#### WORK TO BE COMPLETED
Quote all of the data that follows exactly as written, skipping the images.

#### DATA FOR THE TASK
Start

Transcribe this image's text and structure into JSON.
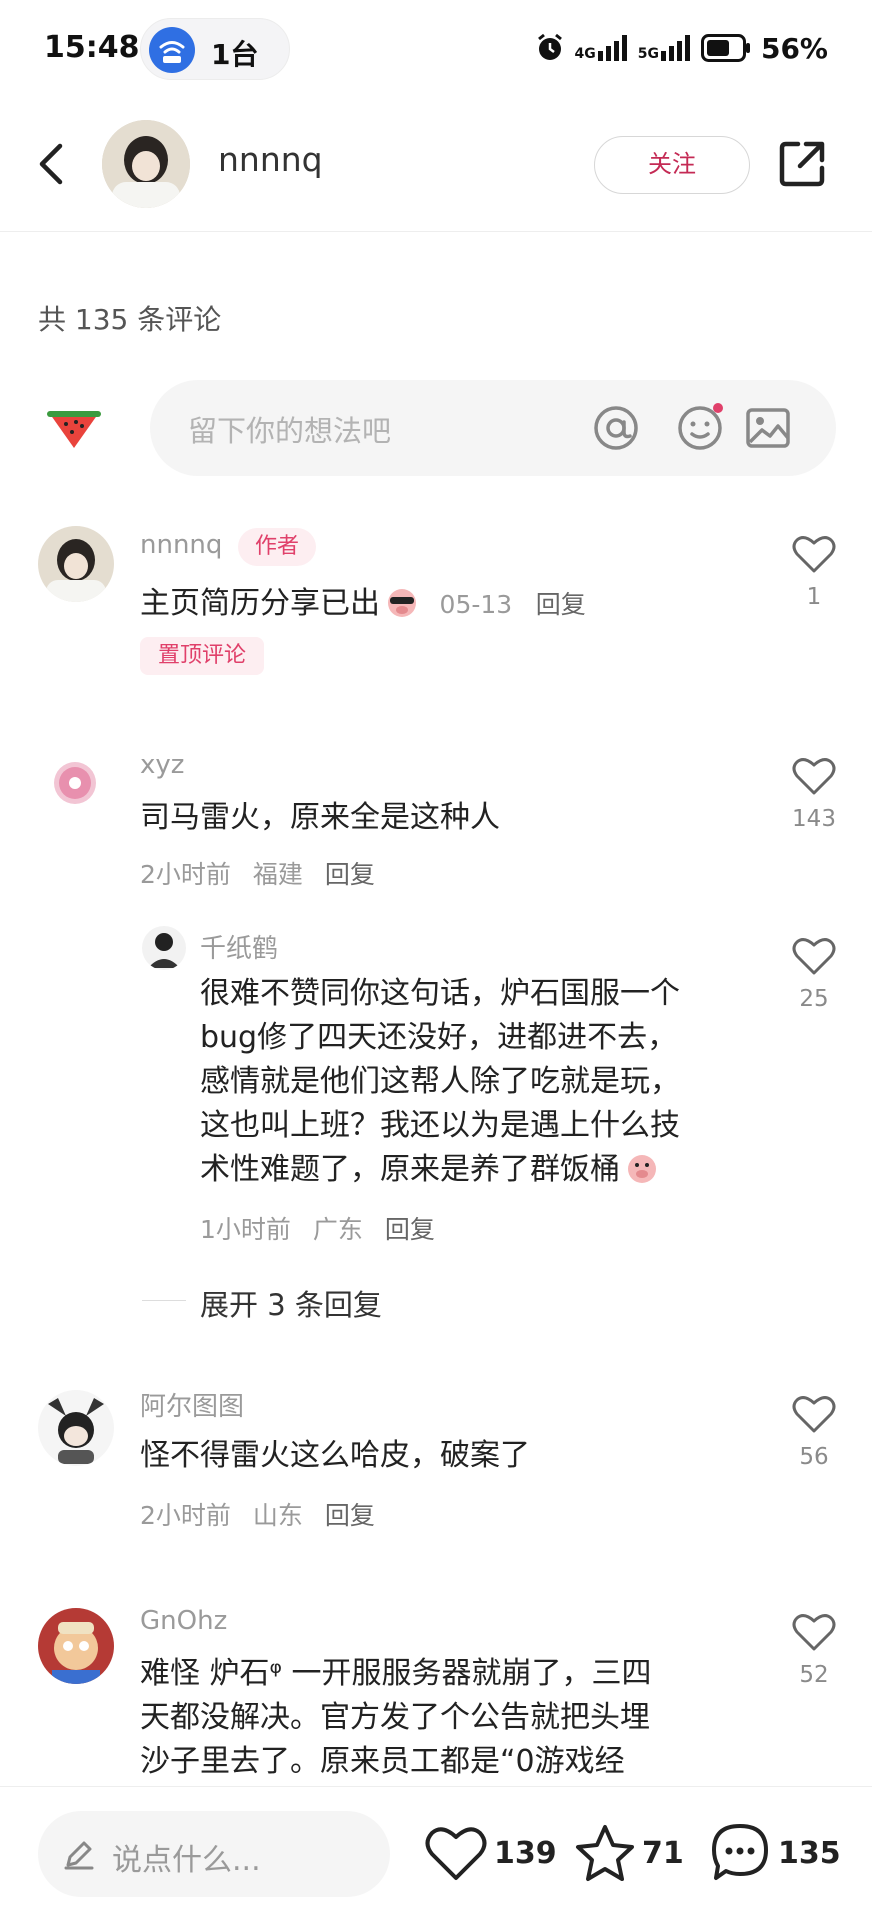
{
  "status_bar": {
    "time": "15:48",
    "hotspot_count": "1台",
    "network_1": "4G",
    "network_2": "5G",
    "battery": "56%"
  },
  "header": {
    "author_name": "nnnnq",
    "follow_label": "关注"
  },
  "comments_header": {
    "total": "共 135 条评论"
  },
  "composer": {
    "placeholder": "留下你的想法吧"
  },
  "comments": [
    {
      "name": "nnnnq",
      "author_tag": "作者",
      "text": "主页简历分享已出",
      "time": "05-13",
      "reply": "回复",
      "pin_tag": "置顶评论",
      "likes": "1"
    },
    {
      "name": "xyz",
      "text": "司马雷火，原来全是这种人",
      "time": "2小时前",
      "location": "福建",
      "reply": "回复",
      "likes": "143"
    },
    {
      "name": "千纸鹤",
      "text_lines": [
        "很难不赞同你这句话，炉石国服一个",
        "bug修了四天还没好，进都进不去，",
        "感情就是他们这帮人除了吃就是玩，",
        "这也叫上班？我还以为是遇上什么技",
        "术性难题了，原来是养了群饭桶"
      ],
      "time": "1小时前",
      "location": "广东",
      "reply": "回复",
      "likes": "25"
    },
    {
      "name": "阿尔图图",
      "text": "怪不得雷火这么哈皮，破案了",
      "time": "2小时前",
      "location": "山东",
      "reply": "回复",
      "likes": "56"
    },
    {
      "name": "GnOhz",
      "text_lines": [
        "难怪 炉石ᵠ 一开服服务器就崩了，三四",
        "天都没解决。官方发了个公告就把头埋",
        "沙子里去了。原来员工都是“0游戏经"
      ],
      "likes": "52"
    }
  ],
  "expand_replies": "展开 3 条回复",
  "bottom_bar": {
    "placeholder": "说点什么...",
    "likes": "139",
    "favorites": "71",
    "comments": "135"
  },
  "colors": {
    "accent": "#e0406a",
    "follow_text": "#c42a54",
    "hotspot_blue": "#2f6fe3"
  }
}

End

#### FINAL RESULT
Transcribe this image's text and structure into JSON.
{
  "status_bar": {
    "time": "15:48",
    "hotspot_count": "1台",
    "network_1": "4G",
    "network_2": "5G",
    "battery": "56%"
  },
  "header": {
    "author_name": "nnnnq",
    "follow_label": "关注"
  },
  "comments_header": {
    "total": "共 135 条评论"
  },
  "composer": {
    "placeholder": "留下你的想法吧"
  },
  "comments": [
    {
      "name": "nnnnq",
      "author_tag": "作者",
      "text": "主页简历分享已出",
      "time": "05-13",
      "reply": "回复",
      "pin_tag": "置顶评论",
      "likes": "1"
    },
    {
      "name": "xyz",
      "text": "司马雷火，原来全是这种人",
      "time": "2小时前",
      "location": "福建",
      "reply": "回复",
      "likes": "143"
    },
    {
      "name": "千纸鹤",
      "text_lines": [
        "很难不赞同你这句话，炉石国服一个",
        "bug修了四天还没好，进都进不去，",
        "感情就是他们这帮人除了吃就是玩，",
        "这也叫上班？我还以为是遇上什么技",
        "术性难题了，原来是养了群饭桶"
      ],
      "time": "1小时前",
      "location": "广东",
      "reply": "回复",
      "likes": "25"
    },
    {
      "name": "阿尔图图",
      "text": "怪不得雷火这么哈皮，破案了",
      "time": "2小时前",
      "location": "山东",
      "reply": "回复",
      "likes": "56"
    },
    {
      "name": "GnOhz",
      "text_lines": [
        "难怪 炉石ᵠ 一开服服务器就崩了，三四",
        "天都没解决。官方发了个公告就把头埋",
        "沙子里去了。原来员工都是“0游戏经"
      ],
      "likes": "52"
    }
  ],
  "expand_replies": "展开 3 条回复",
  "bottom_bar": {
    "placeholder": "说点什么...",
    "likes": "139",
    "favorites": "71",
    "comments": "135"
  },
  "colors": {
    "accent": "#e0406a",
    "follow_text": "#c42a54",
    "hotspot_blue": "#2f6fe3"
  }
}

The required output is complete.